━━━━━ SUPPLIED DATA ━━━━━

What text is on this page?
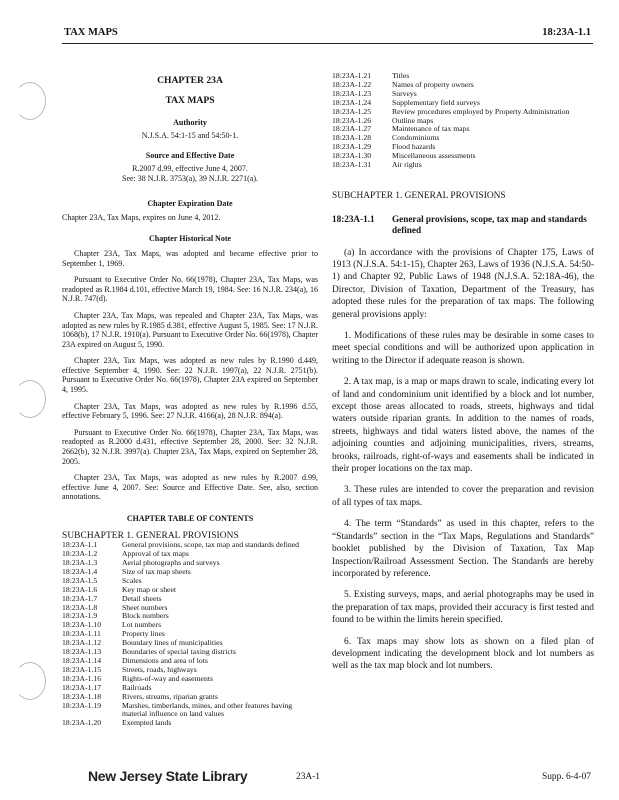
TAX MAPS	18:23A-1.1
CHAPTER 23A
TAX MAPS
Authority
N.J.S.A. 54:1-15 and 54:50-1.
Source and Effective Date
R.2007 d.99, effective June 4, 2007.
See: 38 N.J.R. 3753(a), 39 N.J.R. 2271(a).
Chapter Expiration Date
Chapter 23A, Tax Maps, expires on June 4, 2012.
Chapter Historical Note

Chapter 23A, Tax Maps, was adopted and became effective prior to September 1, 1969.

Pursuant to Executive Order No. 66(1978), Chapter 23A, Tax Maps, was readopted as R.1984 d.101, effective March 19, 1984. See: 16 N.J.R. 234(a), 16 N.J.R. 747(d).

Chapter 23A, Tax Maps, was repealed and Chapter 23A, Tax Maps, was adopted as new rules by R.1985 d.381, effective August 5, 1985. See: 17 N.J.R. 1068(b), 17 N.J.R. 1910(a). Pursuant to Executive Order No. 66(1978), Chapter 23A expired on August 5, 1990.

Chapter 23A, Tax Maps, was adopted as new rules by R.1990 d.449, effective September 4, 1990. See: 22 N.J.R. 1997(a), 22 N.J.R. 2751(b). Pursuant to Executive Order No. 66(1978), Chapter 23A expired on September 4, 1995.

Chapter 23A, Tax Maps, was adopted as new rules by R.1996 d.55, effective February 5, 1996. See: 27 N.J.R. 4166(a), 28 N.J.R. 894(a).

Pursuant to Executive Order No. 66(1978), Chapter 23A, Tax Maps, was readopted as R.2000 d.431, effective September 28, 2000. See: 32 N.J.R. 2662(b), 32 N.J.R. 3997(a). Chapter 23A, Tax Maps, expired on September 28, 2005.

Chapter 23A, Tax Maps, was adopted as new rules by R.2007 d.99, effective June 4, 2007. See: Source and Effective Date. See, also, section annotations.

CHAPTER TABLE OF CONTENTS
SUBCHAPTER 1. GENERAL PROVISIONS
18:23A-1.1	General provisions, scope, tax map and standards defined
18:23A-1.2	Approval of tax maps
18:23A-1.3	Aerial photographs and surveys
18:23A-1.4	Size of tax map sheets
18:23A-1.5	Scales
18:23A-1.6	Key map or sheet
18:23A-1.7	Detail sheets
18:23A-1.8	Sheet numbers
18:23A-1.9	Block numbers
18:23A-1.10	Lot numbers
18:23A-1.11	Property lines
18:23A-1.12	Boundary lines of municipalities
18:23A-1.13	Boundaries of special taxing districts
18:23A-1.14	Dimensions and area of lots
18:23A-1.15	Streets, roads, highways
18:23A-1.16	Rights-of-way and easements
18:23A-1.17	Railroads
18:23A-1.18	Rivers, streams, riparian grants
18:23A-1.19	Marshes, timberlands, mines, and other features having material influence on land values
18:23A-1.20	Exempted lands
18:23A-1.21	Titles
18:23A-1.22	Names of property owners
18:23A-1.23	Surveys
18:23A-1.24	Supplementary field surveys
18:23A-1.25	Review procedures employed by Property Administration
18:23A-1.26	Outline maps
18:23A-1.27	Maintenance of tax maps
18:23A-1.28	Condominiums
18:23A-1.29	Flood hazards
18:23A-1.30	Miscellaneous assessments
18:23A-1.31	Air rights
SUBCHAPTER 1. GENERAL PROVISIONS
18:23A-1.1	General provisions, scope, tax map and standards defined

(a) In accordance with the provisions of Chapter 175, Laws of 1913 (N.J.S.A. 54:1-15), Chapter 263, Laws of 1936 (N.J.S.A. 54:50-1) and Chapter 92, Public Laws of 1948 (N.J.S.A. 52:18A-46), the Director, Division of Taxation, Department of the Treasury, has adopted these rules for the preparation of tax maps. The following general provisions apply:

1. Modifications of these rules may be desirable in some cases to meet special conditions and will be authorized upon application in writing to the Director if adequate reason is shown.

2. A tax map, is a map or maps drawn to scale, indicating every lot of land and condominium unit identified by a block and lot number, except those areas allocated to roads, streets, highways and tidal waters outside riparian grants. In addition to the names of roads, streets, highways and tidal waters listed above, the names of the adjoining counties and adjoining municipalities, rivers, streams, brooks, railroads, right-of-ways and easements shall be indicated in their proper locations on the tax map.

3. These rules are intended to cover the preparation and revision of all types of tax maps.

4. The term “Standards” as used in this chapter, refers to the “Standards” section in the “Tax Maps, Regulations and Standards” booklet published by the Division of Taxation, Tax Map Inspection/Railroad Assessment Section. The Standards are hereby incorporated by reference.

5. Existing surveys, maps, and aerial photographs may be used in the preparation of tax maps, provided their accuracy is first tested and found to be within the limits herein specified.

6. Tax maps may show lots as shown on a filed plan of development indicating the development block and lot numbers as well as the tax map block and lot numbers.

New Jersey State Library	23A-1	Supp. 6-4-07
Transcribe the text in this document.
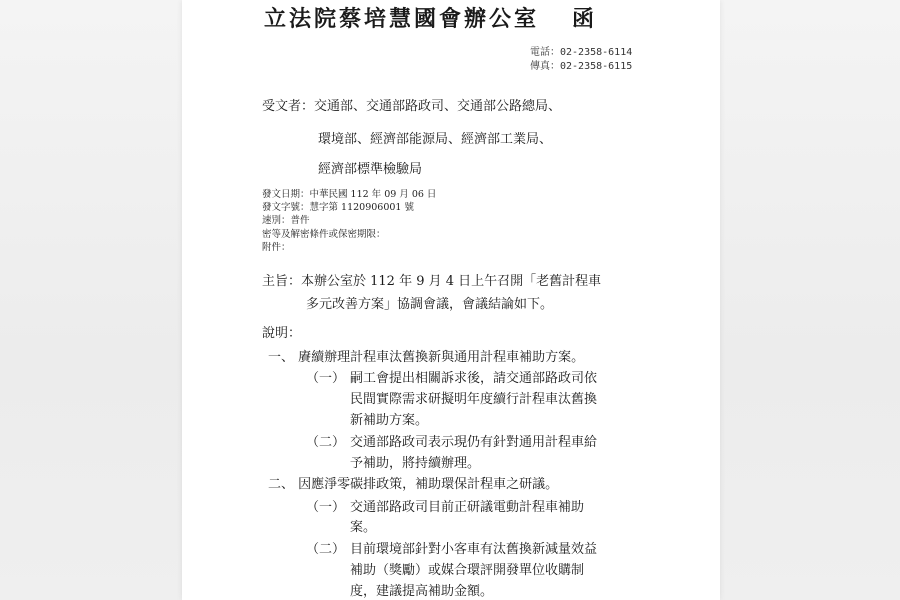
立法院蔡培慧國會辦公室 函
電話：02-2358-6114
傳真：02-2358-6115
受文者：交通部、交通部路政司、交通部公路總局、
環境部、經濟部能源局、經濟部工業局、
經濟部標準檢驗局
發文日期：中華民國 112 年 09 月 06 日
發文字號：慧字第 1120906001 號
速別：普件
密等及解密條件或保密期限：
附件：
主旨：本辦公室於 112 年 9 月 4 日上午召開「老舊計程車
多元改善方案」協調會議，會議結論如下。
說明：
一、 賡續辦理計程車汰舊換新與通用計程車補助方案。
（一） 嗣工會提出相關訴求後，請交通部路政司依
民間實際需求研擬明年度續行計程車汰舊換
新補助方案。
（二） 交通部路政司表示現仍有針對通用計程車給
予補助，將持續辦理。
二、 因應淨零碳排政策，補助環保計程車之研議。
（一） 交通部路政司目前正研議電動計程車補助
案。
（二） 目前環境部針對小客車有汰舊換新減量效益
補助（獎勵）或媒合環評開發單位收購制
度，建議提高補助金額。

━━━━━

- _TO DO_
Leaving out every picture, transcribe exactly the lines from the line that contains "Transcribe the text in this document." through the final line of the entries above.

- _RESULT OF THIS TASK_
Transcribe the text in this document.
立法院蔡培慧國會辦公室 函
電話：02-2358-6114
傳真：02-2358-6115
受文者：交通部、交通部路政司、交通部公路總局、
環境部、經濟部能源局、經濟部工業局、
經濟部標準檢驗局
發文日期：中華民國 112 年 09 月 06 日
發文字號：慧字第 1120906001 號
速別：普件
密等及解密條件或保密期限：
附件：
主旨：本辦公室於 112 年 9 月 4 日上午召開「老舊計程車
多元改善方案」協調會議，會議結論如下。
說明：
一、 賡續辦理計程車汰舊換新與通用計程車補助方案。
（一） 嗣工會提出相關訴求後，請交通部路政司依
民間實際需求研擬明年度續行計程車汰舊換
新補助方案。
（二） 交通部路政司表示現仍有針對通用計程車給
予補助，將持續辦理。
二、 因應淨零碳排政策，補助環保計程車之研議。
（一） 交通部路政司目前正研議電動計程車補助
案。
（二） 目前環境部針對小客車有汰舊換新減量效益
補助（獎勵）或媒合環評開發單位收購制
度，建議提高補助金額。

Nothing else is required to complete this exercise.